### ENTRIES SHOWN
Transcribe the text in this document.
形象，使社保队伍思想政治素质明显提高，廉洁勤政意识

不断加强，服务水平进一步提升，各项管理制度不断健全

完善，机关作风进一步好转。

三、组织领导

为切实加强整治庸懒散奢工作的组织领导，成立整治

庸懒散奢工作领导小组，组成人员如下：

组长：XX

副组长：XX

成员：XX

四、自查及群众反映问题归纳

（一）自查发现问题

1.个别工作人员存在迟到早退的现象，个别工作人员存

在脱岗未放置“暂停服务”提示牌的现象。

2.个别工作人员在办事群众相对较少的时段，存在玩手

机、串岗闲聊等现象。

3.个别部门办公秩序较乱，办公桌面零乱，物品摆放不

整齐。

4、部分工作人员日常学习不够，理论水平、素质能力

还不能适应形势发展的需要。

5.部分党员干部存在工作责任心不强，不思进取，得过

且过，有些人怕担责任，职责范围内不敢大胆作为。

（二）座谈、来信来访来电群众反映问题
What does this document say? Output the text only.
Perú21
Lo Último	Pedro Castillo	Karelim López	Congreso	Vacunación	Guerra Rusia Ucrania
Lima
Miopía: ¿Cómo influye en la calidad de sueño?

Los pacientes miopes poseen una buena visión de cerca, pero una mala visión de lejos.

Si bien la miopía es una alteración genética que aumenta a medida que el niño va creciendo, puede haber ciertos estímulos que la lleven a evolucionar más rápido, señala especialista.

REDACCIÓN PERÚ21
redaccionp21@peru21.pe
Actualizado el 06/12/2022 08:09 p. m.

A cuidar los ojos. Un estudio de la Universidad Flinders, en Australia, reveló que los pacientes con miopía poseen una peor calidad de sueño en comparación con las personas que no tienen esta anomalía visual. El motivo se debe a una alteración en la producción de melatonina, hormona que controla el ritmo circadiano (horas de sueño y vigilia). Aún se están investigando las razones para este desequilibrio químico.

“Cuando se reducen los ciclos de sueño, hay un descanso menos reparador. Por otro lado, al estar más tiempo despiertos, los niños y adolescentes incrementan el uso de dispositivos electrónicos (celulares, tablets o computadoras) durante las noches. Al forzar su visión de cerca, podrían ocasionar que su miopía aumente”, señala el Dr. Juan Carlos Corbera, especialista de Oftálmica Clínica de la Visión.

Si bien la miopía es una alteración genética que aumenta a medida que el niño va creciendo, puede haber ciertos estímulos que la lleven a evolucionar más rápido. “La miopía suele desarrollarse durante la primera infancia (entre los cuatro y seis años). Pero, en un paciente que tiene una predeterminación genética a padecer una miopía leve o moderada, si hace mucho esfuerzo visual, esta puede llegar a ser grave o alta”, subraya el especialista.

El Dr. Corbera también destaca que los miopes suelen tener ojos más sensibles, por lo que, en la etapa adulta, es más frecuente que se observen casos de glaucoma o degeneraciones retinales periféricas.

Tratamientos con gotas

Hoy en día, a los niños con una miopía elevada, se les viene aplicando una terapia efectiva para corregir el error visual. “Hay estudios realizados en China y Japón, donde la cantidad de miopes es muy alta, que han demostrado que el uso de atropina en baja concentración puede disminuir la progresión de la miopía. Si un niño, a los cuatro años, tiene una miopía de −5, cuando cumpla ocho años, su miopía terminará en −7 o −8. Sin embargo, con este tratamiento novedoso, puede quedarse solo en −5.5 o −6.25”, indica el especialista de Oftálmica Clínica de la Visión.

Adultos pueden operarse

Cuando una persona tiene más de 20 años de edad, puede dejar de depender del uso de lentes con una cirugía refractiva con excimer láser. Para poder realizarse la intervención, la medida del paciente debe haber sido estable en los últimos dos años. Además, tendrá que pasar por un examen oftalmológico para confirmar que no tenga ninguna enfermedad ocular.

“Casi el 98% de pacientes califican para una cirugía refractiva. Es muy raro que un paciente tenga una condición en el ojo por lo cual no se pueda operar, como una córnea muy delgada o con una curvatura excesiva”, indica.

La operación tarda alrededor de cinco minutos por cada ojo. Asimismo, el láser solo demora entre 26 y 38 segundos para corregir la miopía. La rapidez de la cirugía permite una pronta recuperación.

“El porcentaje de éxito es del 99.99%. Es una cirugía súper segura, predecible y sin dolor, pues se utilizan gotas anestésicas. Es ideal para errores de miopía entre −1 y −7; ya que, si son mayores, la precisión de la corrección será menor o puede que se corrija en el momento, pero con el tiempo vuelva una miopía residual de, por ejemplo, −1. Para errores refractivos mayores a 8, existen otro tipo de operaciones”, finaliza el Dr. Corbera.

### EXERCISE DESCRIPTION
Extract every record and return it verbatim.

### SOLVED EXERCISE
Transcribe the text in this document.
形象，使社保队伍思想政治素质明显提高，廉洁勤政意识

不断加强，服务水平进一步提升，各项管理制度不断健全

完善，机关作风进一步好转。

三、组织领导

为切实加强整治庸懒散奢工作的组织领导，成立整治

庸懒散奢工作领导小组，组成人员如下：

组长：XX

副组长：XX

成员：XX

四、自查及群众反映问题归纳

（一）自查发现问题

1.个别工作人员存在迟到早退的现象，个别工作人员存

在脱岗未放置“暂停服务”提示牌的现象。

2.个别工作人员在办事群众相对较少的时段，存在玩手

机、串岗闲聊等现象。

3.个别部门办公秩序较乱，办公桌面零乱，物品摆放不

整齐。

4、部分工作人员日常学习不够，理论水平、素质能力

还不能适应形势发展的需要。

5.部分党员干部存在工作责任心不强，不思进取，得过

且过，有些人怕担责任，职责范围内不敢大胆作为。

（二）座谈、来信来访来电群众反映问题
What does this document say? Output the text only.
Perú21
Lo Último	Pedro Castillo	Karelim López	Congreso	Vacunación	Guerra Rusia Ucrania
Lima
Miopía: ¿Cómo influye en la calidad de sueño?

Los pacientes miopes poseen una buena visión de cerca, pero una mala visión de lejos.

Si bien la miopía es una alteración genética que aumenta a medida que el niño va creciendo, puede haber ciertos estímulos que la lleven a evolucionar más rápido, señala especialista.

REDACCIÓN PERÚ21
redaccionp21@peru21.pe
Actualizado el 06/12/2022 08:09 p. m.

A cuidar los ojos. Un estudio de la Universidad Flinders, en Australia, reveló que los pacientes con miopía poseen una peor calidad de sueño en comparación con las personas que no tienen esta anomalía visual. El motivo se debe a una alteración en la producción de melatonina, hormona que controla el ritmo circadiano (horas de sueño y vigilia). Aún se están investigando las razones para este desequilibrio químico.

“Cuando se reducen los ciclos de sueño, hay un descanso menos reparador. Por otro lado, al estar más tiempo despiertos, los niños y adolescentes incrementan el uso de dispositivos electrónicos (celulares, tablets o computadoras) durante las noches. Al forzar su visión de cerca, podrían ocasionar que su miopía aumente”, señala el Dr. Juan Carlos Corbera, especialista de Oftálmica Clínica de la Visión.

Si bien la miopía es una alteración genética que aumenta a medida que el niño va creciendo, puede haber ciertos estímulos que la lleven a evolucionar más rápido. “La miopía suele desarrollarse durante la primera infancia (entre los cuatro y seis años). Pero, en un paciente que tiene una predeterminación genética a padecer una miopía leve o moderada, si hace mucho esfuerzo visual, esta puede llegar a ser grave o alta”, subraya el especialista.

El Dr. Corbera también destaca que los miopes suelen tener ojos más sensibles, por lo que, en la etapa adulta, es más frecuente que se observen casos de glaucoma o degeneraciones retinales periféricas.

Tratamientos con gotas

Hoy en día, a los niños con una miopía elevada, se les viene aplicando una terapia efectiva para corregir el error visual. “Hay estudios realizados en China y Japón, donde la cantidad de miopes es muy alta, que han demostrado que el uso de atropina en baja concentración puede disminuir la progresión de la miopía. Si un niño, a los cuatro años, tiene una miopía de −5, cuando cumpla ocho años, su miopía terminará en −7 o −8. Sin embargo, con este tratamiento novedoso, puede quedarse solo en −5.5 o −6.25”, indica el especialista de Oftálmica Clínica de la Visión.

Adultos pueden operarse

Cuando una persona tiene más de 20 años de edad, puede dejar de depender del uso de lentes con una cirugía refractiva con excimer láser. Para poder realizarse la intervención, la medida del paciente debe haber sido estable en los últimos dos años. Además, tendrá que pasar por un examen oftalmológico para confirmar que no tenga ninguna enfermedad ocular.

“Casi el 98% de pacientes califican para una cirugía refractiva. Es muy raro que un paciente tenga una condición en el ojo por lo cual no se pueda operar, como una córnea muy delgada o con una curvatura excesiva”, indica.

La operación tarda alrededor de cinco minutos por cada ojo. Asimismo, el láser solo demora entre 26 y 38 segundos para corregir la miopía. La rapidez de la cirugía permite una pronta recuperación.

“El porcentaje de éxito es del 99.99%. Es una cirugía súper segura, predecible y sin dolor, pues se utilizan gotas anestésicas. Es ideal para errores de miopía entre −1 y −7; ya que, si son mayores, la precisión de la corrección será menor o puede que se corrija en el momento, pero con el tiempo vuelva una miopía residual de, por ejemplo, −1. Para errores refractivos mayores a 8, existen otro tipo de operaciones”, finaliza el Dr. Corbera.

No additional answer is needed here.